» **BRIEF**: Collect the lines of the entries where "στον" shows up.

» **EXTRACTED DATA**:

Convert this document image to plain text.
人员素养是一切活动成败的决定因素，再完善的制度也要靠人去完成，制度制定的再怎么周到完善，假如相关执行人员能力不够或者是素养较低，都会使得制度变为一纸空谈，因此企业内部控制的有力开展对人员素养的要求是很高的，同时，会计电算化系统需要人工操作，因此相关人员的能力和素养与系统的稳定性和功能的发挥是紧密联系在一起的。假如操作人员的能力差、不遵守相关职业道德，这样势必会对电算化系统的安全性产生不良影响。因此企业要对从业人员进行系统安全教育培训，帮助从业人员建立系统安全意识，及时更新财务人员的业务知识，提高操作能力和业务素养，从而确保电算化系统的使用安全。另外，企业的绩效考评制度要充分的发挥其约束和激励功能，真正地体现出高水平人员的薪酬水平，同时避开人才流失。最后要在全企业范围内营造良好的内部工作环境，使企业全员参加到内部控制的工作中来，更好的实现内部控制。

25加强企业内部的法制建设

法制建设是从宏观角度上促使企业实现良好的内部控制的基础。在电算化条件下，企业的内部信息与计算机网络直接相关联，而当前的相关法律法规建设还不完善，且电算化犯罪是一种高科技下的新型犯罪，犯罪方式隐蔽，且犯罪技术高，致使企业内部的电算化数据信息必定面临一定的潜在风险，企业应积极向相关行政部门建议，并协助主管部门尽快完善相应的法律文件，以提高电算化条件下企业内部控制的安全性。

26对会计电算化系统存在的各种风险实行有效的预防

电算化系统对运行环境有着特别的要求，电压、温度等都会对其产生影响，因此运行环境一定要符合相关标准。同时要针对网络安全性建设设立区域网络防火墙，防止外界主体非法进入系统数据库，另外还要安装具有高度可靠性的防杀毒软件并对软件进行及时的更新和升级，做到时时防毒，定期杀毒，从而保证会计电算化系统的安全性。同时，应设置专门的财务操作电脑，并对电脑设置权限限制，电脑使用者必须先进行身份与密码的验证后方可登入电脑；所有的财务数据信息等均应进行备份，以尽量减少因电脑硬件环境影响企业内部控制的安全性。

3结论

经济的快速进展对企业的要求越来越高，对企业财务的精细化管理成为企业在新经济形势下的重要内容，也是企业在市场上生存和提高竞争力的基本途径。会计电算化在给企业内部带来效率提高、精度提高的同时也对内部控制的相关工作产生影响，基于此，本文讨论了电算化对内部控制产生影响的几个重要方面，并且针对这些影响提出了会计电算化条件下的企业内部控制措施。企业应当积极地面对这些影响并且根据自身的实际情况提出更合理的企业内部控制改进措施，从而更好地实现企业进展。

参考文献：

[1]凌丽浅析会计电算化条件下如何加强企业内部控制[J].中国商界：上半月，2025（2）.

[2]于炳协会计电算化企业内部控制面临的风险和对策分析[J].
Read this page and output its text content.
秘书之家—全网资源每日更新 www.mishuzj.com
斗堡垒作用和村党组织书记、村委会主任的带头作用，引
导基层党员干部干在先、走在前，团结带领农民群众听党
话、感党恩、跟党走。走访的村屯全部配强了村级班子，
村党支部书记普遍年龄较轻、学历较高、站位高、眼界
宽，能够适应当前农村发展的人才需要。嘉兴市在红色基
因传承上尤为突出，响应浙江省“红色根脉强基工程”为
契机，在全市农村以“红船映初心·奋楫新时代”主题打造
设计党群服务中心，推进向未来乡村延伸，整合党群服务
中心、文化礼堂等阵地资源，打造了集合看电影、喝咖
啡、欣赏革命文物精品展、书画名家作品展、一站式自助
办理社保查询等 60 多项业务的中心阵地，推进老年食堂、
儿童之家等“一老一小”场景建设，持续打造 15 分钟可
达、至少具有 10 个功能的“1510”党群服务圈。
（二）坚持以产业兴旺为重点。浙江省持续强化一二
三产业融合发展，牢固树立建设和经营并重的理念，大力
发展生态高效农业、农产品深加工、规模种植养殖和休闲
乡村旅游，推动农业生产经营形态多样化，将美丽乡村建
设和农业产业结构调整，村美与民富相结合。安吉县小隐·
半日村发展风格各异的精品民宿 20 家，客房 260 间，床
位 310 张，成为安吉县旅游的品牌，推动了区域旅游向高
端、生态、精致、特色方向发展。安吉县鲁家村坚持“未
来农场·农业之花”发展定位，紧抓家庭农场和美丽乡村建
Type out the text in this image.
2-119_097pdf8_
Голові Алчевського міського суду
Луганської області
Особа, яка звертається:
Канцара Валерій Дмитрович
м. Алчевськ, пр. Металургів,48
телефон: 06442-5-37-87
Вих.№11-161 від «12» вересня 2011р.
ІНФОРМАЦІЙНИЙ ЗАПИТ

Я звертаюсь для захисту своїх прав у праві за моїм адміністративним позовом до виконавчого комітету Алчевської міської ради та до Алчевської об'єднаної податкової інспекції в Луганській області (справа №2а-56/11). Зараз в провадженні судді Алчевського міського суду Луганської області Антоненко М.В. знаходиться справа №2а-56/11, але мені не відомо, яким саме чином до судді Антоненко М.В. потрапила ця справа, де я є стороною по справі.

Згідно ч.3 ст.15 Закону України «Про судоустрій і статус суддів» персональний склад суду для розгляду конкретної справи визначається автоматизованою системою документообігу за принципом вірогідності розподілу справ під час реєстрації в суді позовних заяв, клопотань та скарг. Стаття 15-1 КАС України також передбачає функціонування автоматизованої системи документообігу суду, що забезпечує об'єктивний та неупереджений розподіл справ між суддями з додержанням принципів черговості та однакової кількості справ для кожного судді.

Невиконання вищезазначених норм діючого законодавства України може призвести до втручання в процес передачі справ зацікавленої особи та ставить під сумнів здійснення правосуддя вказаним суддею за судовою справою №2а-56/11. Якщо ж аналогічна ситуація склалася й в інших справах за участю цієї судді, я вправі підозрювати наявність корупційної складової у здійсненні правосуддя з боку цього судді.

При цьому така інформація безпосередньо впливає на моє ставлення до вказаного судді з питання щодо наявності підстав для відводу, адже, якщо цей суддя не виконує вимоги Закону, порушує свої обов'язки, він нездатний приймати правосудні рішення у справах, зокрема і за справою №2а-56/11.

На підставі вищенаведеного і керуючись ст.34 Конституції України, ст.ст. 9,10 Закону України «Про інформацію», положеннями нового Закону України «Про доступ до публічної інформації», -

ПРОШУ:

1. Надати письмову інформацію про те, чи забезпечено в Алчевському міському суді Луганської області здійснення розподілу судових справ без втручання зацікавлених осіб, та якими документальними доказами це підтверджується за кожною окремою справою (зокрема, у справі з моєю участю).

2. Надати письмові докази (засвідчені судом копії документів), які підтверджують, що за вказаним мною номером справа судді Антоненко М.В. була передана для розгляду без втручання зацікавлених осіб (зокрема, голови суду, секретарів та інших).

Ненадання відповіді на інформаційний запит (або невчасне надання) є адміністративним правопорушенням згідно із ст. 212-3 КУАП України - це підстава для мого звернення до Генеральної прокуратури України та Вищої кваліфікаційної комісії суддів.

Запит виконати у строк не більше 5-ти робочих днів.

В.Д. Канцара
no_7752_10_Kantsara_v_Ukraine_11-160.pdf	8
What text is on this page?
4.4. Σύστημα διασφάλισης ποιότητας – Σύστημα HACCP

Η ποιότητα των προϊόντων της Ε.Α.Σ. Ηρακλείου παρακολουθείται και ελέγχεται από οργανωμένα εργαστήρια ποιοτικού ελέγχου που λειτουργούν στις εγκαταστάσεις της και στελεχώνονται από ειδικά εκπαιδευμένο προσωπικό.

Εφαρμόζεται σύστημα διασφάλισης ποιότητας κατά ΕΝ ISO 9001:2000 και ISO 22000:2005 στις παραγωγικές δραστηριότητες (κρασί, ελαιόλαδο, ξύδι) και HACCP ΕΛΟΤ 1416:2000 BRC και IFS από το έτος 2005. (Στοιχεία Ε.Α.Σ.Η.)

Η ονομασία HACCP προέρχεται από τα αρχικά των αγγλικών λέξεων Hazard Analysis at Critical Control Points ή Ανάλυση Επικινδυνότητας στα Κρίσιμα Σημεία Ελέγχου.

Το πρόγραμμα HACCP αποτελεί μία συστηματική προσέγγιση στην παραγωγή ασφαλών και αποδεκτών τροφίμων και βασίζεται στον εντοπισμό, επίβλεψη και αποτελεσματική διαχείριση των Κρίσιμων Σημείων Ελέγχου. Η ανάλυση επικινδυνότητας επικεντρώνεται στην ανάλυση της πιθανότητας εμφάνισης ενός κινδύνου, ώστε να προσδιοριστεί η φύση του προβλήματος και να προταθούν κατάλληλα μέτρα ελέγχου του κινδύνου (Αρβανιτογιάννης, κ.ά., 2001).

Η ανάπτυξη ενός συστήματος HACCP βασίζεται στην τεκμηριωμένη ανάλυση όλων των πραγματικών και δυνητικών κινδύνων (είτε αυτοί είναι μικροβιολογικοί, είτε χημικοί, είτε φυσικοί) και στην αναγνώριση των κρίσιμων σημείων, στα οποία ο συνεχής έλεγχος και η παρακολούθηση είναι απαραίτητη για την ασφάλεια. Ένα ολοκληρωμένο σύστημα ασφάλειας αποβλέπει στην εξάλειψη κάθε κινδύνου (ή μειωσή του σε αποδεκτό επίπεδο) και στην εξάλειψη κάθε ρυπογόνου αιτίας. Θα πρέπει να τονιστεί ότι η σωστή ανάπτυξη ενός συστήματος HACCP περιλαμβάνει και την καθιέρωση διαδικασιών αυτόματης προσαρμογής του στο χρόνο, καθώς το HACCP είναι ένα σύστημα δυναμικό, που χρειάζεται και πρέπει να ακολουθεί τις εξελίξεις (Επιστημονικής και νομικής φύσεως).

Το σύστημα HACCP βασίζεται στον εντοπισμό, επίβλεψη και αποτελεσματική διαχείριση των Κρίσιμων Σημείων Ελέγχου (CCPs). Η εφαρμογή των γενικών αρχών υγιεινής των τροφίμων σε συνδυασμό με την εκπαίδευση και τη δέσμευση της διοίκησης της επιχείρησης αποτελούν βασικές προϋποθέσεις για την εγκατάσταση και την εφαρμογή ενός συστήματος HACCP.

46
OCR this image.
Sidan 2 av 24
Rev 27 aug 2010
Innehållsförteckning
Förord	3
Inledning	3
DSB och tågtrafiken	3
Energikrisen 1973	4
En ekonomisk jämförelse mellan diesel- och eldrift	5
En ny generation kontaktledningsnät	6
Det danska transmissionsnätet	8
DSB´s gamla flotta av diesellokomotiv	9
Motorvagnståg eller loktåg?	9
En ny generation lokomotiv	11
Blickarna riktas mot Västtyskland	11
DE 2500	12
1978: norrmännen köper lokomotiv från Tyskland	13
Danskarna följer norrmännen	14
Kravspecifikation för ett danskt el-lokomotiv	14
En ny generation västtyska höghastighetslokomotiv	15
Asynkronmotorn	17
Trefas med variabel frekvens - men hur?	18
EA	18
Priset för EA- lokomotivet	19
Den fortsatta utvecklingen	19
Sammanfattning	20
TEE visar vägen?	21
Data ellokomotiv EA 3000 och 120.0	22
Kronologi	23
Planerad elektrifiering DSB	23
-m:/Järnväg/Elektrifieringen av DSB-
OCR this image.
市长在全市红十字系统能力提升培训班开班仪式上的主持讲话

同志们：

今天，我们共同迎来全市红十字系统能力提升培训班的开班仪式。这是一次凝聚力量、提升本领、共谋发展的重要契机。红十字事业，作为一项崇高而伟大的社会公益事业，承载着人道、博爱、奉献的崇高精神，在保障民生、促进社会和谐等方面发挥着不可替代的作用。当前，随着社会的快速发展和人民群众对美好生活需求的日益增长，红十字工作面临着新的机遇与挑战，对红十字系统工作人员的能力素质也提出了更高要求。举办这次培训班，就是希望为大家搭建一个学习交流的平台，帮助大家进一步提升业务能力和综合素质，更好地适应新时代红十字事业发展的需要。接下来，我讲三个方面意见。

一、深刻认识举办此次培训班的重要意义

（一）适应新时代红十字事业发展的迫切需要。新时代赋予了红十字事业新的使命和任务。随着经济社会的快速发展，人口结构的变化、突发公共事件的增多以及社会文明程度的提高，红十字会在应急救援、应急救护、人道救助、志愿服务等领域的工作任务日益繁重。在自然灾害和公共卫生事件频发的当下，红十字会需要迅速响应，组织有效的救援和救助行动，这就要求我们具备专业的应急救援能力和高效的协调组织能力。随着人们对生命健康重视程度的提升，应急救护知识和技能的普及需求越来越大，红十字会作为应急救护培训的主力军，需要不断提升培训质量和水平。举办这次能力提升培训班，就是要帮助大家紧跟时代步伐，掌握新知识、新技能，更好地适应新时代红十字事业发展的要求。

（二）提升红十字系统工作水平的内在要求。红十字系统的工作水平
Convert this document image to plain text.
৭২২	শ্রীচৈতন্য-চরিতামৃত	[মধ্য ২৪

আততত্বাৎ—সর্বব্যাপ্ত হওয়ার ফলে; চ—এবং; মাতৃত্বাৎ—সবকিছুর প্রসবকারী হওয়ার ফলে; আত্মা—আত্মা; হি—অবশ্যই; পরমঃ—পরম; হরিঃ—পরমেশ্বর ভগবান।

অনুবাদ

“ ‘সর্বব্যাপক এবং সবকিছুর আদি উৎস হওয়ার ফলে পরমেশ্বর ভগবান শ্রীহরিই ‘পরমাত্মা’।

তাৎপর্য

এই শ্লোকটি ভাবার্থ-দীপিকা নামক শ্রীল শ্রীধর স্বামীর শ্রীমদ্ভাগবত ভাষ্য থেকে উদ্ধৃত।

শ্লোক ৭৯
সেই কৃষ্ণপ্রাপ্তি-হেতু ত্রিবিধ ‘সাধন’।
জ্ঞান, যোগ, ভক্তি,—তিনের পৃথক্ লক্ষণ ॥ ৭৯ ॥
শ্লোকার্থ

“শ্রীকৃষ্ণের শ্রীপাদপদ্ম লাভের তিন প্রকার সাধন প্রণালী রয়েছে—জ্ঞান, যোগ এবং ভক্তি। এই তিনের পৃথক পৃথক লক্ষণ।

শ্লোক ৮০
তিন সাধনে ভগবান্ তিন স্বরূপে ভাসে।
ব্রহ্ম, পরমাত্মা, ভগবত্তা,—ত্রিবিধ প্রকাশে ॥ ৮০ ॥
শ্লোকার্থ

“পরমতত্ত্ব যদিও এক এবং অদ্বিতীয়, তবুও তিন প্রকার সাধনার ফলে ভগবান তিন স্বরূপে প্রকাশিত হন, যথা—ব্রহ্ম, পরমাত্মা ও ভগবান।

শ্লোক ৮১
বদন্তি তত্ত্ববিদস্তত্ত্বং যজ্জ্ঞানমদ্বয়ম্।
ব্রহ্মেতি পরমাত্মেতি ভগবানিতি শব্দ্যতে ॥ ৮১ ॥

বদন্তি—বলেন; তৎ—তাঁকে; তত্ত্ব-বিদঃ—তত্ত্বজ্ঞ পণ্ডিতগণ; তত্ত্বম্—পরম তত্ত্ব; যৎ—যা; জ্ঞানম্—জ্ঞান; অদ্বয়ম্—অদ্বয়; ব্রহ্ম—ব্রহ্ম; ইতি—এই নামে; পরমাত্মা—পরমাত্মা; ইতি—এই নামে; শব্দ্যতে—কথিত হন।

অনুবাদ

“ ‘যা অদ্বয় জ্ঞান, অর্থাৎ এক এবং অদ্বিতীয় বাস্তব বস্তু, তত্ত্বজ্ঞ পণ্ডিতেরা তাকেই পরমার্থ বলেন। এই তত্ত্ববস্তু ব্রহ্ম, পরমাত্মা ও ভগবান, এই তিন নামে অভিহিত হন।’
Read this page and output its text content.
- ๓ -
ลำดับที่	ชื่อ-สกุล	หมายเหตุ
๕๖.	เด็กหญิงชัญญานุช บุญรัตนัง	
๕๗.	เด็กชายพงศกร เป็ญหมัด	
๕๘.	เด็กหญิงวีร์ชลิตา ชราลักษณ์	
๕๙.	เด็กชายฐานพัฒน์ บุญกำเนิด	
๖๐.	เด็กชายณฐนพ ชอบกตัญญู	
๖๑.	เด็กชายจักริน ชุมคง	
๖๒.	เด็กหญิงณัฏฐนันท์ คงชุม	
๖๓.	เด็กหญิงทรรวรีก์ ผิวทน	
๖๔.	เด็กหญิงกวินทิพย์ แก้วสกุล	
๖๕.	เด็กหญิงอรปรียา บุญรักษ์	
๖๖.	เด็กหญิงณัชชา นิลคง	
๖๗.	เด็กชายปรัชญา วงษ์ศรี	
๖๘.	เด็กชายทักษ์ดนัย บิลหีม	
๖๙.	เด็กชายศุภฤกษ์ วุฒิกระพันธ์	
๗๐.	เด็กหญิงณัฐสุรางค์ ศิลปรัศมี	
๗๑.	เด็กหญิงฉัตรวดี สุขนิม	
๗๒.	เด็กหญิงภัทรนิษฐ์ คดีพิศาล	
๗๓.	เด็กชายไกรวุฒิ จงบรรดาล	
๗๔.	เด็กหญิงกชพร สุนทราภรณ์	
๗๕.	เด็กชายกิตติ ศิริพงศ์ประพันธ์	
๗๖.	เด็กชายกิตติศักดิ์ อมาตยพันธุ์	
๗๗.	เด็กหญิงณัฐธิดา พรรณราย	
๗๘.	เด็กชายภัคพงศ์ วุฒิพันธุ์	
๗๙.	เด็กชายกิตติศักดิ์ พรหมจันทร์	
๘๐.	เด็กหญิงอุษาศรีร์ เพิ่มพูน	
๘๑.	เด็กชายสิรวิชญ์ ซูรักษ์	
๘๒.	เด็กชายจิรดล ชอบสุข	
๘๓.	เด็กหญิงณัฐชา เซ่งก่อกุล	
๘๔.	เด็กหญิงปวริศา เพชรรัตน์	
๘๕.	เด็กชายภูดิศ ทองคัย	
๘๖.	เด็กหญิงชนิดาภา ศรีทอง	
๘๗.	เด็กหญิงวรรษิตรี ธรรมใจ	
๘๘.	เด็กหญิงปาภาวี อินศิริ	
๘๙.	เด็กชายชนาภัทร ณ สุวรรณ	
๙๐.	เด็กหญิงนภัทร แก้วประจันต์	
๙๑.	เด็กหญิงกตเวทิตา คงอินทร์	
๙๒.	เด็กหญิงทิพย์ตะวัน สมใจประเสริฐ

» **ANSWER TO THE EXERCISE**:
Το πρόγραμμα HACCP αποτελεί μία συστηματική προσέγγιση στην παραγωγή ασφαλών και αποδεκτών τροφίμων και βασίζεται στον εντοπισμό, επίβλεψη και αποτελεσματική διαχείριση των Κρίσιμων Σημείων Ελέγχου. Η ανάλυση επικινδυνότητας επικεντρώνεται στην ανάλυση της πιθανότητας εμφάνισης ενός κινδύνου, ώστε να προσδιοριστεί η φύση του προβλήματος και να προταθούν κατάλληλα μέτρα ελέγχου του κινδύνου (Αρβανιτογιάννης, κ.ά., 2001).
Το σύστημα HACCP βασίζεται στον εντοπισμό, επίβλεψη και αποτελεσματική διαχείριση των Κρίσιμων Σημείων Ελέγχου (CCPs). Η εφαρμογή των γενικών αρχών υγιεινής των τροφίμων σε συνδυασμό με την εκπαίδευση και τη δέσμευση της διοίκησης της επιχείρησης αποτελούν βασικές προϋποθέσεις για την εγκατάσταση και την εφαρμογή ενός συστήματος HACCP.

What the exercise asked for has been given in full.